### Task objective
Print every record below exactly as written.

--------------------------------------------------

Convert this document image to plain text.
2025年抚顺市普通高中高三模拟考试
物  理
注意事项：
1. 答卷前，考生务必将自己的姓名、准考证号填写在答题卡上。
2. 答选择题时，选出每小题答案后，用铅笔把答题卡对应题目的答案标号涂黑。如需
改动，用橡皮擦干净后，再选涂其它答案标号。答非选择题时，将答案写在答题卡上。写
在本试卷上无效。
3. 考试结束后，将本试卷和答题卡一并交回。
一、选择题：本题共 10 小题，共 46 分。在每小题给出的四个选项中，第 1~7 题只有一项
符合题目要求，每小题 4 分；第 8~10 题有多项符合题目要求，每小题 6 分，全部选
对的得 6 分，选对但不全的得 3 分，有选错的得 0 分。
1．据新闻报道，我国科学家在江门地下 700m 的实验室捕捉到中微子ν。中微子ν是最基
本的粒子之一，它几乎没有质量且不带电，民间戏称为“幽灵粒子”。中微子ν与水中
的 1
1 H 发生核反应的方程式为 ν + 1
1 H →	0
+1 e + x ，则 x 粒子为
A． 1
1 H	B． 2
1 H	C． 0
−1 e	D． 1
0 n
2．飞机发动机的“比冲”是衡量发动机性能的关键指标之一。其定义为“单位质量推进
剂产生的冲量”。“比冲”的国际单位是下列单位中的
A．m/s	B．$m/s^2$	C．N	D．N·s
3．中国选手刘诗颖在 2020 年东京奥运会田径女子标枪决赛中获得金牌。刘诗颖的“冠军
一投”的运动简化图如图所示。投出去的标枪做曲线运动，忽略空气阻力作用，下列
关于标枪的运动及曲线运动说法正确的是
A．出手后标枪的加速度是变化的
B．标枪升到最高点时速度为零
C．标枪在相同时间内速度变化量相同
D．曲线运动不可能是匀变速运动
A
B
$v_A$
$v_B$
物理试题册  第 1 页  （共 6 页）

--------------------------------------------------

### Task response
Convert this document image to plain text.
2025年抚顺市普通高中高三模拟考试
物  理
注意事项：
1. 答卷前，考生务必将自己的姓名、准考证号填写在答题卡上。
2. 答选择题时，选出每小题答案后，用铅笔把答题卡对应题目的答案标号涂黑。如需
改动，用橡皮擦干净后，再选涂其它答案标号。答非选择题时，将答案写在答题卡上。写
在本试卷上无效。
3. 考试结束后，将本试卷和答题卡一并交回。
一、选择题：本题共 10 小题，共 46 分。在每小题给出的四个选项中，第 1~7 题只有一项
符合题目要求，每小题 4 分；第 8~10 题有多项符合题目要求，每小题 6 分，全部选
对的得 6 分，选对但不全的得 3 分，有选错的得 0 分。
1．据新闻报道，我国科学家在江门地下 700m 的实验室捕捉到中微子ν。中微子ν是最基
本的粒子之一，它几乎没有质量且不带电，民间戏称为“幽灵粒子”。中微子ν与水中
的 1
1 H 发生核反应的方程式为 ν + 1
1 H →	0
+1 e + x ，则 x 粒子为
A． 1
1 H	B． 2
1 H	C． 0
−1 e	D． 1
0 n
2．飞机发动机的“比冲”是衡量发动机性能的关键指标之一。其定义为“单位质量推进
剂产生的冲量”。“比冲”的国际单位是下列单位中的
A．m/s	B．$m/s^2$	C．N	D．N·s
3．中国选手刘诗颖在 2020 年东京奥运会田径女子标枪决赛中获得金牌。刘诗颖的“冠军
一投”的运动简化图如图所示。投出去的标枪做曲线运动，忽略空气阻力作用，下列
关于标枪的运动及曲线运动说法正确的是
A．出手后标枪的加速度是变化的
B．标枪升到最高点时速度为零
C．标枪在相同时间内速度变化量相同
D．曲线运动不可能是匀变速运动
A
B
$v_A$
$v_B$
物理试题册  第 1 页  （共 6 页）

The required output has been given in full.